### Work to be completed
Every line containing "natura" should be identified and copied from the data below.

(Stored data entries)
..............................

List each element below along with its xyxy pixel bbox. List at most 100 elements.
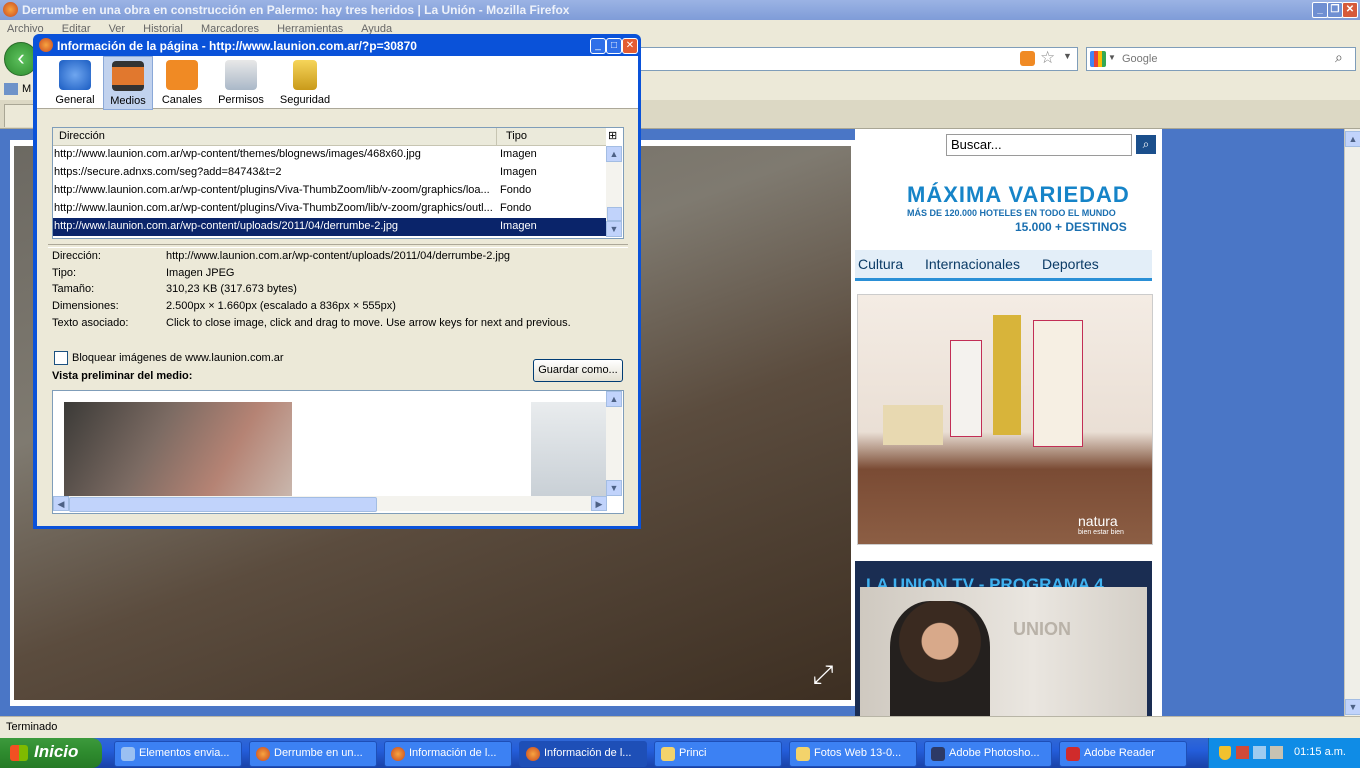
site-search-input[interactable]: Buscar... [946,134,1132,156]
preview-scroll-right-arrow[interactable]: ▶ [591,496,607,511]
splitter[interactable] [48,244,628,248]
preview-scroll-thumb[interactable] [69,497,377,512]
restore-icon[interactable]: ❐ [1327,2,1343,18]
tv-video-widget[interactable]: LA UNION TV - PROGRAMA 4 UNION [855,561,1152,716]
photoshop-icon [931,747,945,761]
star-bookmark-icon[interactable]: ☆ [1040,48,1055,68]
scroll-down-arrow[interactable]: ▼ [1345,699,1360,715]
detail-type-value: Imagen JPEG [166,267,235,279]
soap-bars [883,405,943,445]
taskbar-item-page-info[interactable]: Información de l... [384,741,512,767]
url-dropdown-icon[interactable]: ▼ [1063,51,1072,61]
page-scrollbar[interactable]: ▲ ▼ [1344,129,1360,716]
column-header-address[interactable]: Dirección [59,130,105,142]
ad-headline: MÁXIMA VARIEDAD [907,182,1130,207]
detail-address-label: Dirección: [52,250,101,262]
shield-icon[interactable] [1219,746,1231,760]
presenter [890,601,990,716]
media-row[interactable]: http://www.launion.com.ar/wp-content/the… [53,146,606,164]
ad-subline: MÁS DE 120.000 HOTELES EN TODO EL MUNDO [907,208,1116,218]
scroll-up-arrow[interactable]: ▲ [1345,131,1360,147]
search-engine-dropdown-icon[interactable]: ▼ [1108,53,1116,62]
taskbar-item-photoshop[interactable]: Adobe Photosho... [924,741,1052,767]
browser-tab[interactable] [4,104,34,127]
google-icon[interactable] [1090,51,1106,67]
start-button[interactable]: Inicio [0,738,102,768]
natura-tagline: bien estar bien [1078,529,1124,536]
close-icon[interactable]: ✕ [1342,2,1358,18]
taskbar-item-page-info-active[interactable]: Información de l... [519,741,647,767]
media-row[interactable]: http://www.launion.com.ar/wp-content/plu… [53,182,606,200]
media-list-scrollbar[interactable]: ▲ ▼ [606,146,622,237]
detail-alt-value: Click to close image, click and drag to … [166,317,571,329]
system-tray: 01:15 a.m. [1208,738,1360,768]
magnifier-icon[interactable]: ⌕ [1335,49,1343,66]
natura-ad[interactable]: natura bien estar bien [857,294,1153,545]
media-row[interactable]: https://secure.adnxs.com/seg?add=84743&t… [53,164,606,182]
preview-heading: Vista preliminar del medio: [52,370,193,382]
bookmark-item[interactable]: M [22,83,31,95]
detail-address-value: http://www.launion.com.ar/wp-content/upl… [166,250,511,262]
tab-general[interactable]: General [50,56,100,108]
hotel-ad-banner[interactable]: MÁXIMA VARIEDAD MÁS DE 120.000 HOTELES E… [855,179,1142,239]
save-as-button[interactable]: Guardar como... [533,359,623,382]
clock[interactable]: 01:15 a.m. [1294,746,1346,758]
column-header-type[interactable]: Tipo [506,130,527,142]
preview-scroll-down-arrow[interactable]: ▼ [606,480,622,496]
taskbar-item-outlook[interactable]: Elementos envia... [114,741,242,767]
expand-icon[interactable]: ⤢ [807,658,839,690]
taskbar-item-adobe-reader[interactable]: Adobe Reader [1059,741,1187,767]
preview-scroll-left-arrow[interactable]: ◀ [53,496,69,511]
minimize-icon[interactable]: _ [1312,2,1328,18]
block-images-label[interactable]: Bloquear imágenes de www.launion.com.ar [72,352,284,364]
email-icon [121,747,135,761]
nav-internacionales[interactable]: Internacionales [925,256,1020,272]
dialog-maximize-icon[interactable]: □ [606,38,622,54]
column-picker-icon[interactable]: ⊞ [608,129,617,142]
status-bar: Terminado [0,716,1360,739]
info-icon [59,60,91,90]
media-row-selected[interactable]: http://www.launion.com.ar/wp-content/upl… [53,218,606,236]
detail-dims-value: 2.500px × 1.660px (escalado a 836px × 55… [166,300,396,312]
pdf-icon [1066,747,1080,761]
taskbar-item-firefox[interactable]: Derrumbe en un... [249,741,377,767]
network-icon[interactable] [1253,746,1266,759]
tools-icon[interactable] [1270,746,1283,759]
media-list-header: Dirección Tipo ⊞ [53,128,617,146]
dialog-minimize-icon[interactable]: _ [590,38,606,54]
taskbar-item-folder-fotos[interactable]: Fotos Web 13-0... [789,741,917,767]
folder-icon [661,747,675,761]
window-title: Derrumbe en una obra en construcción en … [22,3,570,17]
firefox-titlebar: Derrumbe en una obra en construcción en … [0,0,1360,20]
site-search-button[interactable]: ⌕ [1136,135,1156,154]
preview-vscrollbar[interactable]: ▲ ▼ [606,391,622,496]
preview-image-edge [531,402,606,496]
block-images-checkbox[interactable] [54,351,68,365]
rss-feed-icon[interactable] [1020,51,1035,66]
category-nav: Cultura Internacionales Deportes [855,250,1152,281]
taskbar-item-folder-princi[interactable]: Princi [654,741,782,767]
dialog-titlebar: Información de la página - http://www.la… [35,36,639,56]
firefox-icon [526,747,540,761]
list-scroll-up-arrow[interactable]: ▲ [606,146,622,162]
dialog-close-icon[interactable]: ✕ [622,38,638,54]
tab-seguridad[interactable]: Seguridad [277,56,333,108]
list-scroll-thumb[interactable] [607,207,622,221]
tv-sign: UNION [1013,619,1071,639]
permissions-icon [225,60,257,90]
list-scroll-down-arrow[interactable]: ▼ [606,221,622,237]
preview-scroll-up-arrow[interactable]: ▲ [606,391,622,407]
media-row[interactable]: http://www.launion.com.ar/wp-content/plu… [53,200,606,218]
search-input[interactable]: Google [1122,53,1157,65]
tab-canales[interactable]: Canales [157,56,207,108]
security-icon[interactable] [1236,746,1249,759]
dialog-title: Información de la página - http://www.la… [57,39,417,53]
folder-icon [796,747,810,761]
nav-deportes[interactable]: Deportes [1042,256,1099,272]
search-engine-box[interactable]: ▼ Google ⌕ [1086,47,1356,71]
tab-permisos[interactable]: Permisos [215,56,267,108]
detail-size-label: Tamaño: [52,283,95,295]
url-bar[interactable]: ☆ ▼ [640,47,1078,71]
nav-cultura[interactable]: Cultura [858,256,903,272]
tab-medios[interactable]: Medios [103,56,153,110]
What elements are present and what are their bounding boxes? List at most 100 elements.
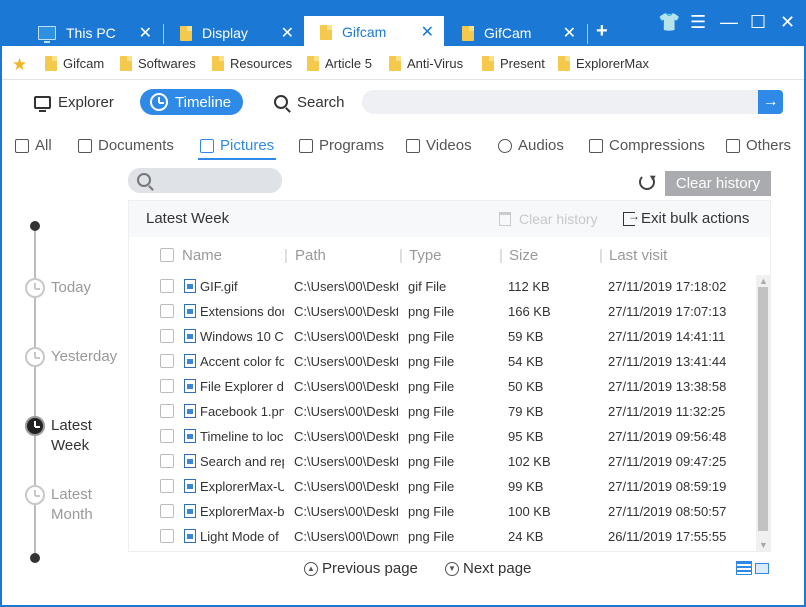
previous-page-button[interactable]: ▲ Previous page [304, 560, 418, 577]
tab-audios[interactable]: Audios [498, 137, 564, 154]
row-checkbox[interactable] [160, 479, 174, 493]
table-row[interactable]: Accent color for C:\Users\00\Desktop png F… [129, 348, 755, 373]
refresh-icon[interactable] [639, 174, 655, 190]
scroll-up-icon[interactable]: ▲ [759, 276, 768, 286]
cell-type: png File [408, 429, 455, 444]
cell-size: 95 KB [508, 429, 544, 444]
tab-programs[interactable]: Programs [299, 137, 384, 154]
search-input[interactable] [362, 90, 758, 114]
row-checkbox[interactable] [160, 529, 174, 543]
close-window-icon[interactable]: ✕ [780, 12, 795, 33]
scroll-thumb[interactable] [758, 287, 768, 531]
scroll-down-icon[interactable]: ▼ [759, 540, 768, 550]
timeline-label-yesterday[interactable]: Yesterday [51, 347, 121, 367]
cell-name: Accent color for [200, 354, 284, 369]
row-checkbox[interactable] [160, 429, 174, 443]
bookmark-anti-virus[interactable]: Anti-Virus [389, 56, 463, 71]
column-size[interactable]: Size [509, 247, 538, 264]
panel-clear-history-button[interactable]: Clear history [519, 211, 598, 227]
cell-last-visit: 26/11/2019 17:55:55 [608, 529, 727, 544]
table-row[interactable]: Search and replace C:\Users\00\Desktop png… [129, 448, 755, 473]
search-mode-button[interactable]: Search [274, 89, 345, 115]
clock-icon [150, 93, 168, 111]
menu-icon[interactable]: ☰ [690, 12, 706, 33]
timeline-label-latest-month[interactable]: Latest Month [51, 485, 121, 525]
timeline-node-today[interactable] [25, 278, 45, 298]
timeline-node-yesterday[interactable] [25, 347, 45, 367]
timeline-label-latest-week[interactable]: Latest Week [51, 416, 121, 456]
thumbnail-view-icon[interactable] [755, 563, 769, 574]
tab-others[interactable]: Others [726, 137, 791, 154]
timeline-mode-button[interactable]: Timeline [140, 89, 244, 115]
timeline-node-latest-week[interactable] [25, 416, 45, 436]
image-file-icon [184, 304, 196, 318]
exit-bulk-actions-button[interactable]: Exit bulk actions [641, 210, 749, 227]
next-page-button[interactable]: ▼ Next page [445, 560, 531, 577]
row-checkbox[interactable] [160, 454, 174, 468]
bookmark-softwares[interactable]: Softwares [120, 56, 196, 71]
select-all-checkbox[interactable] [160, 248, 174, 262]
table-row[interactable]: ExplorerMax-bulk C:\Users\00\Desktop png F… [129, 498, 755, 523]
table-row[interactable]: Light Mode of C:\Users\00\Downloads png Fi… [129, 523, 755, 548]
row-checkbox[interactable] [160, 354, 174, 368]
cell-name: ExplorerMax-UI [200, 479, 284, 494]
bookmark-resources[interactable]: Resources [212, 56, 292, 71]
filter-search-input[interactable] [128, 168, 282, 193]
shirt-icon[interactable]: 👕 [658, 12, 680, 33]
row-checkbox[interactable] [160, 404, 174, 418]
explorer-mode-button[interactable]: Explorer [34, 89, 114, 115]
bookmark-explorermax[interactable]: ExplorerMax [558, 56, 649, 71]
row-checkbox[interactable] [160, 379, 174, 393]
timeline-label-today[interactable]: Today [51, 278, 121, 298]
row-checkbox[interactable] [160, 304, 174, 318]
results-panel: Latest Week Clear history Exit bulk acti… [128, 200, 771, 552]
table-row[interactable]: ExplorerMax-UI C:\Users\00\Desktop png Fil… [129, 473, 755, 498]
column-divider: | [284, 247, 288, 264]
star-icon[interactable]: ★ [12, 55, 27, 75]
close-icon[interactable]: ✕ [563, 23, 576, 43]
close-icon[interactable]: ✕ [281, 23, 294, 43]
close-icon[interactable]: ✕ [421, 22, 434, 42]
tab-display[interactable]: Display ✕ [164, 18, 304, 48]
cell-last-visit: 27/11/2019 11:32:25 [608, 404, 726, 419]
bookmark-present[interactable]: Present [482, 56, 545, 71]
tab-documents[interactable]: Documents [78, 137, 174, 154]
bookmark-gifcam[interactable]: Gifcam [45, 56, 104, 71]
column-name[interactable]: Name [182, 247, 222, 264]
row-checkbox[interactable] [160, 279, 174, 293]
image-file-icon [184, 529, 196, 543]
panel-header: Latest Week Clear history Exit bulk acti… [129, 201, 770, 237]
table-row[interactable]: Extensions dont show C:\Users\00\Desktop p… [129, 298, 755, 323]
bookmark-label: Gifcam [63, 56, 105, 71]
clear-history-button[interactable]: Clear history [665, 171, 771, 196]
column-last-visit[interactable]: Last visit [609, 247, 667, 264]
column-type[interactable]: Type [409, 247, 442, 264]
scrollbar[interactable]: ▲ ▼ [756, 275, 770, 551]
tab-videos[interactable]: Videos [406, 137, 472, 154]
search-go-button[interactable]: → [758, 90, 783, 114]
tab-pictures[interactable]: Pictures [200, 137, 274, 154]
table-row[interactable]: GIF.gif C:\Users\00\Desktop gif File 112 KB… [129, 273, 755, 298]
tab-gifcam-active[interactable]: Gifcam ✕ [304, 16, 444, 48]
bookmark-label: Softwares [138, 56, 196, 71]
list-view-icon[interactable] [736, 561, 752, 575]
table-row[interactable]: File Explorer dark C:\Users\00\Desktop png… [129, 373, 755, 398]
bookmark-article-5[interactable]: Article 5 [307, 56, 372, 71]
tab-label: All [35, 137, 52, 154]
cell-name: Search and replace [200, 454, 284, 469]
close-icon[interactable]: ✕ [139, 23, 152, 43]
maximize-icon[interactable]: ☐ [750, 12, 766, 33]
add-tab-button[interactable]: + [596, 20, 608, 43]
table-row[interactable]: Timeline to locate C:\Users\00\Desktop png… [129, 423, 755, 448]
tab-this-pc[interactable]: This PC ✕ [22, 18, 162, 48]
row-checkbox[interactable] [160, 504, 174, 518]
table-row[interactable]: Facebook 1.png C:\Users\00\Desktop png Fil… [129, 398, 755, 423]
tab-gifcam-2[interactable]: GifCam ✕ [446, 18, 586, 48]
tab-all[interactable]: All [15, 137, 52, 154]
tab-compressions[interactable]: Compressions [589, 137, 705, 154]
row-checkbox[interactable] [160, 329, 174, 343]
timeline-node-latest-month[interactable] [25, 485, 45, 505]
table-row[interactable]: Windows 10 Crashing C:\Users\00\Desktop pn… [129, 323, 755, 348]
column-path[interactable]: Path [295, 247, 326, 264]
minimize-icon[interactable]: — [720, 12, 738, 33]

..............................

### Exercise output
natura-tagline: bien estar bien [1078,529,1124,536]
natura-ad[interactable]: natura bien estar bien [857,294,1153,545]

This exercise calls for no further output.